Given exercise: Tally how many lines hold the string "دیزل". Your reply should be that number alone.

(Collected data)
-- Start --

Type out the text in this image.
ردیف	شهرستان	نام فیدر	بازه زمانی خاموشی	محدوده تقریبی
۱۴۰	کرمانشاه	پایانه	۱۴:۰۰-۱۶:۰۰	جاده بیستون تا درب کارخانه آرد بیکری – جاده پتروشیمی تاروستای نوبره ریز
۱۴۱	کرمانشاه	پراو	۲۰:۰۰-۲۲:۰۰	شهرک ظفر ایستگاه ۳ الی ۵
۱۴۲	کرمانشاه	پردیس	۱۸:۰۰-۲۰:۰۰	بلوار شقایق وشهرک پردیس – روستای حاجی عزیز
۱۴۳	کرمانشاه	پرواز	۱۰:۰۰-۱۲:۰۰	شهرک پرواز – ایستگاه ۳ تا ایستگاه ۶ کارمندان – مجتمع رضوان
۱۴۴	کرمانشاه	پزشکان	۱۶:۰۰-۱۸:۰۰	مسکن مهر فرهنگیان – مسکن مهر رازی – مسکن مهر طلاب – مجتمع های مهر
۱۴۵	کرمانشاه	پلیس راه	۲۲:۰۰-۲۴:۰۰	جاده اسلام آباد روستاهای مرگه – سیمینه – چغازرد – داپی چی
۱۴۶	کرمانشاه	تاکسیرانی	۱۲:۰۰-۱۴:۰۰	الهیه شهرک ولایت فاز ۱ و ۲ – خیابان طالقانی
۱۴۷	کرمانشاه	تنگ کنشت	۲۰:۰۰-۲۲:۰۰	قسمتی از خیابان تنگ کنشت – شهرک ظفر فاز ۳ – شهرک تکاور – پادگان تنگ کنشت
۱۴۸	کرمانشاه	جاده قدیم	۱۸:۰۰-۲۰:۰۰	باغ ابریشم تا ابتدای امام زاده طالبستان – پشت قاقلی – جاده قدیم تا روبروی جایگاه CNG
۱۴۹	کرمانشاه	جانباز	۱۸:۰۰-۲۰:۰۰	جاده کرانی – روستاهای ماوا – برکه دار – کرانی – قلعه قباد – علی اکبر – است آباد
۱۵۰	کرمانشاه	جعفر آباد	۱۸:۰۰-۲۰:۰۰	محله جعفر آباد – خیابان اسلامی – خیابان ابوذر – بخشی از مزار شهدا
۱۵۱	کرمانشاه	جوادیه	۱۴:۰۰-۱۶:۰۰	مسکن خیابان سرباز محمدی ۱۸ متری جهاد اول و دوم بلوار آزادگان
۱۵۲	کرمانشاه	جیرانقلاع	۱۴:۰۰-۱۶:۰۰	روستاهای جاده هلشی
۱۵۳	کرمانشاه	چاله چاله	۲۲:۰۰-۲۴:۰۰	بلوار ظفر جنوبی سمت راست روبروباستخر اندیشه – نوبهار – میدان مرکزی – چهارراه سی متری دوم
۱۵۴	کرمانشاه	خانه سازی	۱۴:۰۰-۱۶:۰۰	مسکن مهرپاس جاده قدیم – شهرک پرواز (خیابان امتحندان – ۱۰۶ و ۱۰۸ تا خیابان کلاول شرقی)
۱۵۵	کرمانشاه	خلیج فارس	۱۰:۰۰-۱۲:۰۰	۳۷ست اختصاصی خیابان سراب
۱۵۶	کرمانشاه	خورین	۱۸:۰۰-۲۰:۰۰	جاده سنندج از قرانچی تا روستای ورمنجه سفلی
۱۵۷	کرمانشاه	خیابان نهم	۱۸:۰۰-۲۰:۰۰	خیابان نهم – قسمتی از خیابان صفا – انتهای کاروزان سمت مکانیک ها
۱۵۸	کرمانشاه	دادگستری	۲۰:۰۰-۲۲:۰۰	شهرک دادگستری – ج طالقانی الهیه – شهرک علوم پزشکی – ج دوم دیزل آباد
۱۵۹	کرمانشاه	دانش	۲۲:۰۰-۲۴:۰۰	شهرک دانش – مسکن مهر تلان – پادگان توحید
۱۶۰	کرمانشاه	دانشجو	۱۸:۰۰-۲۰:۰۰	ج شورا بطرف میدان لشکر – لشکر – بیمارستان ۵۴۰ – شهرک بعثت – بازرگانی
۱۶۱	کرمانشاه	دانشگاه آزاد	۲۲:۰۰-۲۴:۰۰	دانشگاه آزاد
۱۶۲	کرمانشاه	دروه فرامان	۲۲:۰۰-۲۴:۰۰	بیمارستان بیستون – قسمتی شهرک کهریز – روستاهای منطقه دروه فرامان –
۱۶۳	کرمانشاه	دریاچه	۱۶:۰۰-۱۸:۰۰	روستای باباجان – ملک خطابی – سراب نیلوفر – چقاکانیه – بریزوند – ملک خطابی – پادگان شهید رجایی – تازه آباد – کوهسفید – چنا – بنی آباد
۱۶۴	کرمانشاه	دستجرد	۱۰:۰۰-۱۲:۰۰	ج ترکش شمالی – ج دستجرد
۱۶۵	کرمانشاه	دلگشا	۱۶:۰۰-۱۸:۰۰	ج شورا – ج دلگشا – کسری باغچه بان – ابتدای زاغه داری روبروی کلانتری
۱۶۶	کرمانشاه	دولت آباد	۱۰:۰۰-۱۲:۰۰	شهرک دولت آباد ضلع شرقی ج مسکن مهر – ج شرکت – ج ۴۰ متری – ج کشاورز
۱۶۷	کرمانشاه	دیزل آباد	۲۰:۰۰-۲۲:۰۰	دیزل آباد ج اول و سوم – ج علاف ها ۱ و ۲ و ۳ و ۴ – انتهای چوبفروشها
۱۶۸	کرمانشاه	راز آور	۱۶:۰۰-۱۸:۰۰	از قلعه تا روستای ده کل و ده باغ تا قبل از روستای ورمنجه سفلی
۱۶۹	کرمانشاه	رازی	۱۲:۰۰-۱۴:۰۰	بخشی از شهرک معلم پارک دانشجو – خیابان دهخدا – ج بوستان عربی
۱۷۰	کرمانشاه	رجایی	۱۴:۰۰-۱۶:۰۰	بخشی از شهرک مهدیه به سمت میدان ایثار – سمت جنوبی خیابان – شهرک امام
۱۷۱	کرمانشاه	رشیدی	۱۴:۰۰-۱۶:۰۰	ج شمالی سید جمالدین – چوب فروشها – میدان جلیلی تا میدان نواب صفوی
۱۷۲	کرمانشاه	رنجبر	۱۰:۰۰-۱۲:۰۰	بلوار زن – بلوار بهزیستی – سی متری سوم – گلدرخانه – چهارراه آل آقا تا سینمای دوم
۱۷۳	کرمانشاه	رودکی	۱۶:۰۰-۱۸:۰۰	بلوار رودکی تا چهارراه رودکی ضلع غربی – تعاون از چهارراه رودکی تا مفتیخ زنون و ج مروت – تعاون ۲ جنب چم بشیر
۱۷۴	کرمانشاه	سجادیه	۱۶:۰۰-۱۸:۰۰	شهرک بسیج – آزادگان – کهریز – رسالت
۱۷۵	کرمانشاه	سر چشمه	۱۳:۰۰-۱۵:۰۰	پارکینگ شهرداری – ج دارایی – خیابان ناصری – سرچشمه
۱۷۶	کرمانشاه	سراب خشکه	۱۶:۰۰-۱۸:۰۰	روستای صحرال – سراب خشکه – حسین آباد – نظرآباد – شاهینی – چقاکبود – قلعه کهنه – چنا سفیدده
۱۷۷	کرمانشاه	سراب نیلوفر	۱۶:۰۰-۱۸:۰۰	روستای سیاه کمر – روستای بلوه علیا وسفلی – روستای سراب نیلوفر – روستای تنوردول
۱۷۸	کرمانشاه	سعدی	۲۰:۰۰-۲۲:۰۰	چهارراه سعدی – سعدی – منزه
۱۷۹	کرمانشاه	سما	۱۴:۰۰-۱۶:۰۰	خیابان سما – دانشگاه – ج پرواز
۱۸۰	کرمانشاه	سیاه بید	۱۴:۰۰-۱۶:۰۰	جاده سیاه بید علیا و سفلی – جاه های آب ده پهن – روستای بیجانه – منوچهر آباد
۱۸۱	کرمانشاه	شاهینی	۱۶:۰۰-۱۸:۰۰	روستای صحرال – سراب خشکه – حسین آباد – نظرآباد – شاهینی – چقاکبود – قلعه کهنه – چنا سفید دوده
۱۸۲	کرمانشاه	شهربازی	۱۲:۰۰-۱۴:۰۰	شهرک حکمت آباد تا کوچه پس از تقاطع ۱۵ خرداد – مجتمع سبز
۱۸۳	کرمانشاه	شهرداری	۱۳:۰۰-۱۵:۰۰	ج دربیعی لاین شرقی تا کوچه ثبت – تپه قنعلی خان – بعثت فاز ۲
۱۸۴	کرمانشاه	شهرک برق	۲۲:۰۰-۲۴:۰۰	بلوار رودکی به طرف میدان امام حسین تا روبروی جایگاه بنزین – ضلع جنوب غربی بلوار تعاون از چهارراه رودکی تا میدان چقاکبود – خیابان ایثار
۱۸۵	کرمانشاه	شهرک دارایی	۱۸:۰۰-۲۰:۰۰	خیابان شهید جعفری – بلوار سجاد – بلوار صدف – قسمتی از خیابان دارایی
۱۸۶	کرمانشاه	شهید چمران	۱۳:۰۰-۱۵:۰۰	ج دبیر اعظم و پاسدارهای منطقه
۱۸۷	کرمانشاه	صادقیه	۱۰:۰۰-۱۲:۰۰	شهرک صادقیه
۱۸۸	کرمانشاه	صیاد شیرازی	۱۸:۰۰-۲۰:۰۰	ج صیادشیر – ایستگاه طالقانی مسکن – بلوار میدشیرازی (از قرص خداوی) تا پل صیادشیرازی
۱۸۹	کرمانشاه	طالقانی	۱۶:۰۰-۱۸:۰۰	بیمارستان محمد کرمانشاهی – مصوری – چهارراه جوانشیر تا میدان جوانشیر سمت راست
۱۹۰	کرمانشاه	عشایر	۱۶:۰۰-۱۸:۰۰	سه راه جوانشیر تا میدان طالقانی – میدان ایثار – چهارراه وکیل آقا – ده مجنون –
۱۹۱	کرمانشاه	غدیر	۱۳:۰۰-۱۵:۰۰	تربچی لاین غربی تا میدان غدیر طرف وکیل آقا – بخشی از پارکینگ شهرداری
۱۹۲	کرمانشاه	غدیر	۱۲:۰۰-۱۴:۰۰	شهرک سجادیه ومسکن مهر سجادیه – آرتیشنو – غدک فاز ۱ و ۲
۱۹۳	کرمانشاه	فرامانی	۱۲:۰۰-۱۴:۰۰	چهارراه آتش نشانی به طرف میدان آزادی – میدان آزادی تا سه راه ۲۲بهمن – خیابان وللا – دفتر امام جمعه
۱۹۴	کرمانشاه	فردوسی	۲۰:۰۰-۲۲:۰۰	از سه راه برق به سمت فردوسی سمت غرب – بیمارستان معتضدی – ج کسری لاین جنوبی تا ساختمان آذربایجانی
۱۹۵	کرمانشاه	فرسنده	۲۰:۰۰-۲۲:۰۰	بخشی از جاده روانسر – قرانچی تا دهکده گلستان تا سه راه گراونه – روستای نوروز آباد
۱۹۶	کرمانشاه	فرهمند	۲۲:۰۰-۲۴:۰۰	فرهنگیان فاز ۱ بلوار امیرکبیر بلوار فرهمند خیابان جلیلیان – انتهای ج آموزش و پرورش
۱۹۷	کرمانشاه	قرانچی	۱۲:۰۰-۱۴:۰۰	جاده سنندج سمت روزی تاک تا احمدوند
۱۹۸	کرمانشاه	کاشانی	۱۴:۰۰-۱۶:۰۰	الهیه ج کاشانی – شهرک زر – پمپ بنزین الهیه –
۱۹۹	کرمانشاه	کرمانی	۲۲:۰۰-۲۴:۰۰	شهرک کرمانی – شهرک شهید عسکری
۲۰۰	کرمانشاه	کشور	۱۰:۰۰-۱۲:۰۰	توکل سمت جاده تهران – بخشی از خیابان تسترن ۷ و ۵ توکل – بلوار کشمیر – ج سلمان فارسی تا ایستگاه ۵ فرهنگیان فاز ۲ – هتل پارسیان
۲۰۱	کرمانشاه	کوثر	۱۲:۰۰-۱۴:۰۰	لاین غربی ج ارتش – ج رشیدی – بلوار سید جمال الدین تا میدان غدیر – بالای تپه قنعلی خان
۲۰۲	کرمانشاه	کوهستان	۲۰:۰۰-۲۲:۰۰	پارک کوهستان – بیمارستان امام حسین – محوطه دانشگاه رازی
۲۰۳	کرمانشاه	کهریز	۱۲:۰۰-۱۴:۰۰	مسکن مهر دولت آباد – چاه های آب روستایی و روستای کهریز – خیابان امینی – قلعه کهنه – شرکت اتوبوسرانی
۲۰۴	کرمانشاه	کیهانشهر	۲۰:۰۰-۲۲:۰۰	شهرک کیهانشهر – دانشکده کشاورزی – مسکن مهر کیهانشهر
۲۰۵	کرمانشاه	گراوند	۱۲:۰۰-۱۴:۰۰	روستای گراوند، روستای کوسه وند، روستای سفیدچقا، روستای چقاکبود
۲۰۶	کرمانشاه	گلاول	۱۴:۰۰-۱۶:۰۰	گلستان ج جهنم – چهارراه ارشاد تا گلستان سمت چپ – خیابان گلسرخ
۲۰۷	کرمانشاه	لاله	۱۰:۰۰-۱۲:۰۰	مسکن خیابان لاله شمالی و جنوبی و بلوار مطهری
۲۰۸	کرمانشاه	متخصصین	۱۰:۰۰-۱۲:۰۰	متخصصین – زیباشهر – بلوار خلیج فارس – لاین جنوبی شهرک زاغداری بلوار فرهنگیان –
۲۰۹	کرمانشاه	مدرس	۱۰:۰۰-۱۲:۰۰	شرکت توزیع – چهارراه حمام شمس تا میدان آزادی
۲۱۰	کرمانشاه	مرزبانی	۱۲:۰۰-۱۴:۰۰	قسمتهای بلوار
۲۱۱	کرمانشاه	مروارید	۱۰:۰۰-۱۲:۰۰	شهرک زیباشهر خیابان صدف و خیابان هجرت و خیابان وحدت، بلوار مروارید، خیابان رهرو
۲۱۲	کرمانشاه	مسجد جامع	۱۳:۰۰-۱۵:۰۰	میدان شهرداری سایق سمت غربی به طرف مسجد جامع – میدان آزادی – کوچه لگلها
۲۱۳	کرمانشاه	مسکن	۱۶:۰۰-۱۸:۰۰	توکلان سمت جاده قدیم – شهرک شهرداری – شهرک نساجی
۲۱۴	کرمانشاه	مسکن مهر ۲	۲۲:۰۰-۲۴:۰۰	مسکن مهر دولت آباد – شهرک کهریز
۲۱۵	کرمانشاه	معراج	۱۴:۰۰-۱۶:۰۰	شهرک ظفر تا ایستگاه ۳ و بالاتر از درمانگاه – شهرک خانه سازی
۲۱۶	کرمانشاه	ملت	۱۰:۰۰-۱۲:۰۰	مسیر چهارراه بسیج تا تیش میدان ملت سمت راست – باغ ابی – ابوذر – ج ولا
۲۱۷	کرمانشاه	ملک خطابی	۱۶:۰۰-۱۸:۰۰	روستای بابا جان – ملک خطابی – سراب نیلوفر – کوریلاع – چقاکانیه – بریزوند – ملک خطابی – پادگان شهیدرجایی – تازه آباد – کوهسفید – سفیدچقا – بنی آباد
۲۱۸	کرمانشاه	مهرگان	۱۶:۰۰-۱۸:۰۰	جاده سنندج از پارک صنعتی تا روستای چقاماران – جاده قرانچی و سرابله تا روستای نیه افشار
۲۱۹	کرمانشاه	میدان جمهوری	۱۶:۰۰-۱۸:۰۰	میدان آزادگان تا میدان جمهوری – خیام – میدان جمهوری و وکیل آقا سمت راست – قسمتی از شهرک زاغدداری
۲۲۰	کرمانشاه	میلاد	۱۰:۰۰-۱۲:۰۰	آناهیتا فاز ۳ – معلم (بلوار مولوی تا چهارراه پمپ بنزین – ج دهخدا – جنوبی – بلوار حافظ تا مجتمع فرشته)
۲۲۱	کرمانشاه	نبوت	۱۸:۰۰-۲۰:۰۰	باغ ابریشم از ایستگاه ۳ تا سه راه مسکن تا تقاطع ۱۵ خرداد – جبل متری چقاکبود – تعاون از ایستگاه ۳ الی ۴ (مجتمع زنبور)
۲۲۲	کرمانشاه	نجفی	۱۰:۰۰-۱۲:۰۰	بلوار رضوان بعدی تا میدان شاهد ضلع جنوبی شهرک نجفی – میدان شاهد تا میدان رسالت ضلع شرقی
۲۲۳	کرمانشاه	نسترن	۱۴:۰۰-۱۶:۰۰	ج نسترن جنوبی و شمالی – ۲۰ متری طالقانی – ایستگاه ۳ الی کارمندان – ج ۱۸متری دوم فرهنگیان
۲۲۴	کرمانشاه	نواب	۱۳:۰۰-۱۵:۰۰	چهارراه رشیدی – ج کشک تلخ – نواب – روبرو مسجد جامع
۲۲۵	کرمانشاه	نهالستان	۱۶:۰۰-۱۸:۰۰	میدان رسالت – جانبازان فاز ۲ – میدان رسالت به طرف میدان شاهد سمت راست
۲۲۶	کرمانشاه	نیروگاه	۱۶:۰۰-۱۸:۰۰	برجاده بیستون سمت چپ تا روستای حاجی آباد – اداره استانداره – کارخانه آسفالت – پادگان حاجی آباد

-- End --

Complete response: 2